[Elementos guardados]
· · · · ·

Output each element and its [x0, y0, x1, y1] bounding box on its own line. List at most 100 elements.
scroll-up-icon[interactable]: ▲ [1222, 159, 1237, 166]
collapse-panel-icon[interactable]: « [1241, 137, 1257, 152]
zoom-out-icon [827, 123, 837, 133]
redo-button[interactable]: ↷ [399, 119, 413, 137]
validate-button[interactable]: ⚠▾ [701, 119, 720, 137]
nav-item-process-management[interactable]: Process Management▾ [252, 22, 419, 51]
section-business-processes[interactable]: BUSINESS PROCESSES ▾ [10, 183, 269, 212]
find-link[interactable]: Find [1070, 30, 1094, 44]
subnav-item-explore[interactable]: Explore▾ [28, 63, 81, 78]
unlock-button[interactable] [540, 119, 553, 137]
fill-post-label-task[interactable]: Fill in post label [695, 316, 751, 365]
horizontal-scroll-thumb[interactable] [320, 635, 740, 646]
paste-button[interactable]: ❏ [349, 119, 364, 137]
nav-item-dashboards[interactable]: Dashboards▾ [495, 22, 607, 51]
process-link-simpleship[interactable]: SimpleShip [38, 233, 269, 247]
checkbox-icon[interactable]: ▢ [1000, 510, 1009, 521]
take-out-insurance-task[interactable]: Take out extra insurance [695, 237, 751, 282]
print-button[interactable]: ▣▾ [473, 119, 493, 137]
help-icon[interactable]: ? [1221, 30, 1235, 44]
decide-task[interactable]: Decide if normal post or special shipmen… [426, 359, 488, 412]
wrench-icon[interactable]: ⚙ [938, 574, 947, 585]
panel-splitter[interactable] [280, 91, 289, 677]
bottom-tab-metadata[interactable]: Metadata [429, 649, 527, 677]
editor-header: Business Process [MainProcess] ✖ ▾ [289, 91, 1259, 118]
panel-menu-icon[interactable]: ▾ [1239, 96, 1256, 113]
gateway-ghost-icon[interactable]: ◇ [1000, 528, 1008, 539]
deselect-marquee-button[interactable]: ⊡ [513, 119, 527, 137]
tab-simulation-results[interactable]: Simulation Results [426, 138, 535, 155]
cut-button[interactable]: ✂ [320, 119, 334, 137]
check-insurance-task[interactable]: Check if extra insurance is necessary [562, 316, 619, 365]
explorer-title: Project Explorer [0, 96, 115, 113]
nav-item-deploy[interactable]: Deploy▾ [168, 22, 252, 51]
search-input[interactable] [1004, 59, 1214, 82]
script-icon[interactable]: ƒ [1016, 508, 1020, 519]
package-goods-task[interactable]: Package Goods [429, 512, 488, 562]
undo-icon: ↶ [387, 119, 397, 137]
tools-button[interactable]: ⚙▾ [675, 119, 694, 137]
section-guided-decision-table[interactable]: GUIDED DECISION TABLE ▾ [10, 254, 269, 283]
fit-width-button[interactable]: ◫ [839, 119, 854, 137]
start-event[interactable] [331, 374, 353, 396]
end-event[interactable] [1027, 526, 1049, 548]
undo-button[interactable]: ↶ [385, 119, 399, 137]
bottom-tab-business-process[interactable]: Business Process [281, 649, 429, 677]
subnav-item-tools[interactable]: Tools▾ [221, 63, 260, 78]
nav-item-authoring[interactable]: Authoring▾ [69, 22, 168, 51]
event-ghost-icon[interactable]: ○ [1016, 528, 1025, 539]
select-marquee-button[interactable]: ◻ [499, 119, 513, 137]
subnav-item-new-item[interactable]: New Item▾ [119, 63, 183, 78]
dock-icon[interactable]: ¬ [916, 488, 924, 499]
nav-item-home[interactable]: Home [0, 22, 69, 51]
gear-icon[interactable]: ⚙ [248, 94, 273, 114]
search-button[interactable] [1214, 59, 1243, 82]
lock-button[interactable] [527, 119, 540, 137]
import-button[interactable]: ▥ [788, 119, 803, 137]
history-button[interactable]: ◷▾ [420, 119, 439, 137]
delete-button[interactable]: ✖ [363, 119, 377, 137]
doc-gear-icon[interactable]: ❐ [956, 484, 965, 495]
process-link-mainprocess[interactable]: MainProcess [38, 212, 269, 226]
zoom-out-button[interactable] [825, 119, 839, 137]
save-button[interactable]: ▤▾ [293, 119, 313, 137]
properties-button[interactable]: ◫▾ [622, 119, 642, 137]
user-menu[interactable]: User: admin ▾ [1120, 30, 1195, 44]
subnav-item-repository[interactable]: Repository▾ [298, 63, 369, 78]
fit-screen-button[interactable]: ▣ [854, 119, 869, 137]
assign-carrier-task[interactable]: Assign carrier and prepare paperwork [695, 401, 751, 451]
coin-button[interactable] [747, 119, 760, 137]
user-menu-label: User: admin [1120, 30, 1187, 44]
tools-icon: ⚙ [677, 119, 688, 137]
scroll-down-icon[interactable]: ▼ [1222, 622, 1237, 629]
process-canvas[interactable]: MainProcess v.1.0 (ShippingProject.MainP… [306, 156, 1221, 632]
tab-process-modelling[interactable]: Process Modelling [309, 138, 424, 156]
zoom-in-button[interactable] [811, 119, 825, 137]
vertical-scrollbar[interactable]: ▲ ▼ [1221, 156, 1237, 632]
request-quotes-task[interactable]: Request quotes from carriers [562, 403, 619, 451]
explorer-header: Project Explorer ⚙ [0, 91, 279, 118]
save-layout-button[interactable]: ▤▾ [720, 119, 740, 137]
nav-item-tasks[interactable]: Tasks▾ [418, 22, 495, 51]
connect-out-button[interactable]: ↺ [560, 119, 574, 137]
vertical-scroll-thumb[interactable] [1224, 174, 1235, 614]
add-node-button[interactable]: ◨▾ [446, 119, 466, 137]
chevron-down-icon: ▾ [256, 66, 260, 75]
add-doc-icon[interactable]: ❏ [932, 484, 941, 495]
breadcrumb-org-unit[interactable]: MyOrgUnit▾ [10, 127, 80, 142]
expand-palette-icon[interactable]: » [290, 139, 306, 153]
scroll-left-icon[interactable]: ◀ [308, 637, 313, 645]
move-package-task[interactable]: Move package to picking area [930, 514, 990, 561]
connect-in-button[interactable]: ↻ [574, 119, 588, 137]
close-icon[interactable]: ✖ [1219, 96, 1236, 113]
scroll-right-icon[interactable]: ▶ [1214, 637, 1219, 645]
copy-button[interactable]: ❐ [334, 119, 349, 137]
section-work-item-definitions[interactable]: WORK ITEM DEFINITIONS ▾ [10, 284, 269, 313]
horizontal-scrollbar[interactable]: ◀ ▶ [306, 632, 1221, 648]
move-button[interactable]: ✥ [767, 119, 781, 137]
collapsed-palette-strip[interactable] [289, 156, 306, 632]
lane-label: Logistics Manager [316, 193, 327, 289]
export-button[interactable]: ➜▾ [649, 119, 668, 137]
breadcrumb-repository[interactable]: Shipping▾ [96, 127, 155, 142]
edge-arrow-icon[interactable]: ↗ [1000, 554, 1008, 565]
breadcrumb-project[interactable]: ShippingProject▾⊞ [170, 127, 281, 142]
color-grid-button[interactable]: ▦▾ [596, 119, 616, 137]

· · · · ·

● Qué se pide
Transcribe todas las líneas anteriores sin cambiar nada.

● Resultado esperado
Output each element and its [x0, y0, x1, y1] bounding box on its own line. List at most 100 elements.
scroll-up-icon[interactable]: ▲ [1222, 159, 1237, 166]
collapse-panel-icon[interactable]: « [1241, 137, 1257, 152]
zoom-out-icon [827, 123, 837, 133]
redo-button[interactable]: ↷ [399, 119, 413, 137]
validate-button[interactable]: ⚠▾ [701, 119, 720, 137]
nav-item-process-management[interactable]: Process Management▾ [252, 22, 419, 51]
section-business-processes[interactable]: BUSINESS PROCESSES ▾ [10, 183, 269, 212]
find-link[interactable]: Find [1070, 30, 1094, 44]
subnav-item-explore[interactable]: Explore▾ [28, 63, 81, 78]
unlock-button[interactable] [540, 119, 553, 137]
fill-post-label-task[interactable]: Fill in post label [695, 316, 751, 365]
horizontal-scroll-thumb[interactable] [320, 635, 740, 646]
paste-button[interactable]: ❏ [349, 119, 364, 137]
nav-item-dashboards[interactable]: Dashboards▾ [495, 22, 607, 51]
process-link-simpleship[interactable]: SimpleShip [38, 233, 269, 247]
checkbox-icon[interactable]: ▢ [1000, 510, 1009, 521]
take-out-insurance-task[interactable]: Take out extra insurance [695, 237, 751, 282]
print-button[interactable]: ▣▾ [473, 119, 493, 137]
help-icon[interactable]: ? [1221, 30, 1235, 44]
decide-task[interactable]: Decide if normal post or special shipmen… [426, 359, 488, 412]
wrench-icon[interactable]: ⚙ [938, 574, 947, 585]
panel-splitter[interactable] [280, 91, 289, 677]
bottom-tab-metadata[interactable]: Metadata [429, 649, 527, 677]
editor-header: Business Process [MainProcess] ✖ ▾ [289, 91, 1259, 118]
panel-menu-icon[interactable]: ▾ [1239, 96, 1256, 113]
gateway-ghost-icon[interactable]: ◇ [1000, 528, 1008, 539]
deselect-marquee-button[interactable]: ⊡ [513, 119, 527, 137]
tab-simulation-results[interactable]: Simulation Results [426, 138, 535, 155]
cut-button[interactable]: ✂ [320, 119, 334, 137]
check-insurance-task[interactable]: Check if extra insurance is necessary [562, 316, 619, 365]
explorer-title: Project Explorer [0, 96, 115, 113]
nav-item-deploy[interactable]: Deploy▾ [168, 22, 252, 51]
search-input[interactable] [1004, 59, 1214, 82]
script-icon[interactable]: ƒ [1016, 508, 1020, 519]
package-goods-task[interactable]: Package Goods [429, 512, 488, 562]
undo-icon: ↶ [387, 119, 397, 137]
tools-button[interactable]: ⚙▾ [675, 119, 694, 137]
section-guided-decision-table[interactable]: GUIDED DECISION TABLE ▾ [10, 254, 269, 283]
fit-width-button[interactable]: ◫ [839, 119, 854, 137]
start-event[interactable] [331, 374, 353, 396]
end-event[interactable] [1027, 526, 1049, 548]
undo-button[interactable]: ↶ [385, 119, 399, 137]
bottom-tab-business-process[interactable]: Business Process [281, 649, 429, 677]
subnav-item-tools[interactable]: Tools▾ [221, 63, 260, 78]
nav-item-authoring[interactable]: Authoring▾ [69, 22, 168, 51]
event-ghost-icon[interactable]: ○ [1016, 528, 1025, 539]
select-marquee-button[interactable]: ◻ [499, 119, 513, 137]
subnav-item-new-item[interactable]: New Item▾ [119, 63, 183, 78]
dock-icon[interactable]: ¬ [916, 488, 924, 499]
nav-item-home[interactable]: Home [0, 22, 69, 51]
gear-icon[interactable]: ⚙ [248, 94, 273, 114]
search-button[interactable] [1214, 59, 1243, 82]
lock-button[interactable] [527, 119, 540, 137]
import-button[interactable]: ▥ [788, 119, 803, 137]
history-button[interactable]: ◷▾ [420, 119, 439, 137]
delete-button[interactable]: ✖ [363, 119, 377, 137]
doc-gear-icon[interactable]: ❐ [956, 484, 965, 495]
process-link-mainprocess[interactable]: MainProcess [38, 212, 269, 226]
zoom-out-button[interactable] [825, 119, 839, 137]
save-button[interactable]: ▤▾ [293, 119, 313, 137]
properties-button[interactable]: ◫▾ [622, 119, 642, 137]
user-menu[interactable]: User: admin ▾ [1120, 30, 1195, 44]
subnav-item-repository[interactable]: Repository▾ [298, 63, 369, 78]
fit-screen-button[interactable]: ▣ [854, 119, 869, 137]
assign-carrier-task[interactable]: Assign carrier and prepare paperwork [695, 401, 751, 451]
coin-button[interactable] [747, 119, 760, 137]
user-menu-label: User: admin [1120, 30, 1187, 44]
tools-icon: ⚙ [677, 119, 688, 137]
scroll-down-icon[interactable]: ▼ [1222, 622, 1237, 629]
process-canvas[interactable]: MainProcess v.1.0 (ShippingProject.MainP… [306, 156, 1221, 632]
tab-process-modelling[interactable]: Process Modelling [309, 138, 424, 156]
zoom-in-button[interactable] [811, 119, 825, 137]
vertical-scrollbar[interactable]: ▲ ▼ [1221, 156, 1237, 632]
request-quotes-task[interactable]: Request quotes from carriers [562, 403, 619, 451]
explorer-header: Project Explorer ⚙ [0, 91, 279, 118]
save-layout-button[interactable]: ▤▾ [720, 119, 740, 137]
nav-item-tasks[interactable]: Tasks▾ [418, 22, 495, 51]
connect-out-button[interactable]: ↺ [560, 119, 574, 137]
vertical-scroll-thumb[interactable] [1224, 174, 1235, 614]
add-node-button[interactable]: ◨▾ [446, 119, 466, 137]
chevron-down-icon: ▾ [256, 66, 260, 75]
add-doc-icon[interactable]: ❏ [932, 484, 941, 495]
breadcrumb-org-unit[interactable]: MyOrgUnit▾ [10, 127, 80, 142]
expand-palette-icon[interactable]: » [290, 139, 306, 153]
scroll-left-icon[interactable]: ◀ [308, 637, 313, 645]
move-package-task[interactable]: Move package to picking area [930, 514, 990, 561]
connect-in-button[interactable]: ↻ [574, 119, 588, 137]
close-icon[interactable]: ✖ [1219, 96, 1236, 113]
scroll-right-icon[interactable]: ▶ [1214, 637, 1219, 645]
copy-button[interactable]: ❐ [334, 119, 349, 137]
section-work-item-definitions[interactable]: WORK ITEM DEFINITIONS ▾ [10, 284, 269, 313]
horizontal-scrollbar[interactable]: ◀ ▶ [306, 632, 1221, 648]
move-button[interactable]: ✥ [767, 119, 781, 137]
collapsed-palette-strip[interactable] [289, 156, 306, 632]
lane-label: Logistics Manager [316, 193, 327, 289]
export-button[interactable]: ➜▾ [649, 119, 668, 137]
breadcrumb-repository[interactable]: Shipping▾ [96, 127, 155, 142]
edge-arrow-icon[interactable]: ↗ [1000, 554, 1008, 565]
breadcrumb-project[interactable]: ShippingProject▾⊞ [170, 127, 281, 142]
color-grid-button[interactable]: ▦▾ [596, 119, 616, 137]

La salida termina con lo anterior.